(begin)

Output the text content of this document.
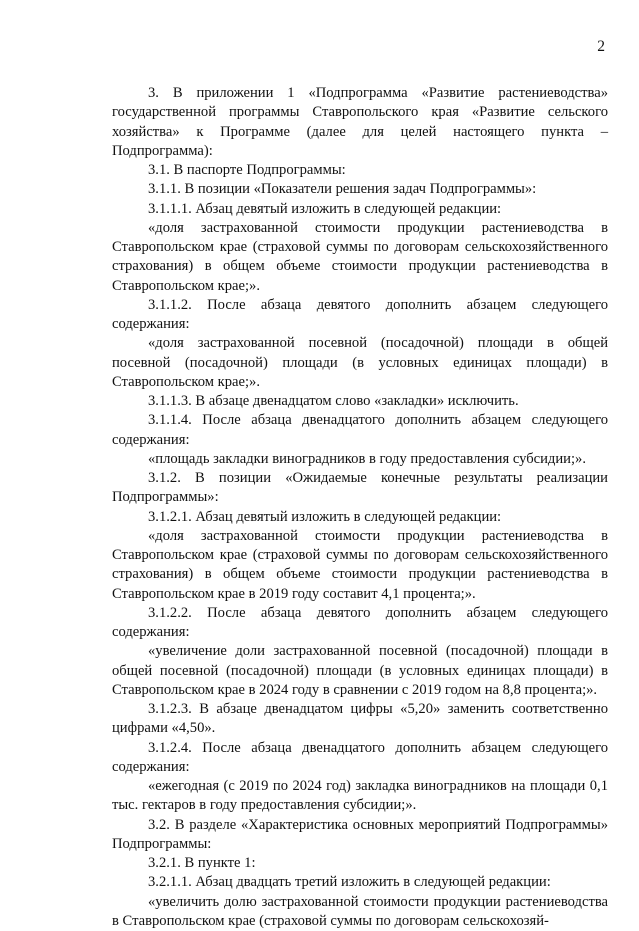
2

3. В приложении 1 «Подпрограмма «Развитие растениеводства» государственной программы Ставропольского края «Развитие сельского хозяйства» к Программе (далее для целей настоящего пункта – Подпрограмма):

3.1. В паспорте Подпрограммы:

3.1.1. В позиции «Показатели решения задач Подпрограммы»:

3.1.1.1. Абзац девятый изложить в следующей редакции:

«доля застрахованной стоимости продукции растениеводства в Ставропольском крае (страховой суммы по договорам сельскохозяйственного страхования) в общем объеме стоимости продукции растениеводства в Ставропольском крае;».

3.1.1.2. После абзаца девятого дополнить абзацем следующего содержания:

«доля застрахованной посевной (посадочной) площади в общей посевной (посадочной) площади (в условных единицах площади) в Ставропольском крае;».

3.1.1.3. В абзаце двенадцатом слово «закладки» исключить.

3.1.1.4. После абзаца двенадцатого дополнить абзацем следующего содержания:

«площадь закладки виноградников в году предоставления субсидии;».

3.1.2. В позиции «Ожидаемые конечные результаты реализации Подпрограммы»:

3.1.2.1. Абзац девятый изложить в следующей редакции:

«доля застрахованной стоимости продукции растениеводства в Ставропольском крае (страховой суммы по договорам сельскохозяйственного страхования) в общем объеме стоимости продукции растениеводства в Ставропольском крае в 2019 году составит 4,1 процента;».

3.1.2.2. После абзаца девятого дополнить абзацем следующего содержания:

«увеличение доли застрахованной посевной (посадочной) площади в общей посевной (посадочной) площади (в условных единицах площади) в Ставропольском крае в 2024 году в сравнении с 2019 годом на 8,8 процента;».

3.1.2.3. В абзаце двенадцатом цифры «5,20» заменить соответственно цифрами «4,50».

3.1.2.4. После абзаца двенадцатого дополнить абзацем следующего содержания:

«ежегодная (с 2019 по 2024 год) закладка виноградников на площади 0,1 тыс. гектаров в году предоставления субсидии;».

3.2. В разделе «Характеристика основных мероприятий Подпрограммы» Подпрограммы:

3.2.1. В пункте 1:

3.2.1.1. Абзац двадцать третий изложить в следующей редакции:

«увеличить долю застрахованной стоимости продукции растениеводства в Ставропольском крае (страховой суммы по договорам сельскохозяй-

(end)

▸ **What you are asked to do**: Omit every picture, then repeat the remaining data exactly as it appears above.

▸ **Output of the exercise**:
Output the text content of this document.
2

3. В приложении 1 «Подпрограмма «Развитие растениеводства» государственной программы Ставропольского края «Развитие сельского хозяйства» к Программе (далее для целей настоящего пункта – Подпрограмма):

3.1. В паспорте Подпрограммы:

3.1.1. В позиции «Показатели решения задач Подпрограммы»:

3.1.1.1. Абзац девятый изложить в следующей редакции:

«доля застрахованной стоимости продукции растениеводства в Ставропольском крае (страховой суммы по договорам сельскохозяйственного страхования) в общем объеме стоимости продукции растениеводства в Ставропольском крае;».

3.1.1.2. После абзаца девятого дополнить абзацем следующего содержания:

«доля застрахованной посевной (посадочной) площади в общей посевной (посадочной) площади (в условных единицах площади) в Ставропольском крае;».

3.1.1.3. В абзаце двенадцатом слово «закладки» исключить.

3.1.1.4. После абзаца двенадцатого дополнить абзацем следующего содержания:

«площадь закладки виноградников в году предоставления субсидии;».

3.1.2. В позиции «Ожидаемые конечные результаты реализации Подпрограммы»:

3.1.2.1. Абзац девятый изложить в следующей редакции:

«доля застрахованной стоимости продукции растениеводства в Ставропольском крае (страховой суммы по договорам сельскохозяйственного страхования) в общем объеме стоимости продукции растениеводства в Ставропольском крае в 2019 году составит 4,1 процента;».

3.1.2.2. После абзаца девятого дополнить абзацем следующего содержания:

«увеличение доли застрахованной посевной (посадочной) площади в общей посевной (посадочной) площади (в условных единицах площади) в Ставропольском крае в 2024 году в сравнении с 2019 годом на 8,8 процента;».

3.1.2.3. В абзаце двенадцатом цифры «5,20» заменить соответственно цифрами «4,50».

3.1.2.4. После абзаца двенадцатого дополнить абзацем следующего содержания:

«ежегодная (с 2019 по 2024 год) закладка виноградников на площади 0,1 тыс. гектаров в году предоставления субсидии;».

3.2. В разделе «Характеристика основных мероприятий Подпрограммы» Подпрограммы:

3.2.1. В пункте 1:

3.2.1.1. Абзац двадцать третий изложить в следующей редакции:

«увеличить долю застрахованной стоимости продукции растениеводства в Ставропольском крае (страховой суммы по договорам сельскохозяй-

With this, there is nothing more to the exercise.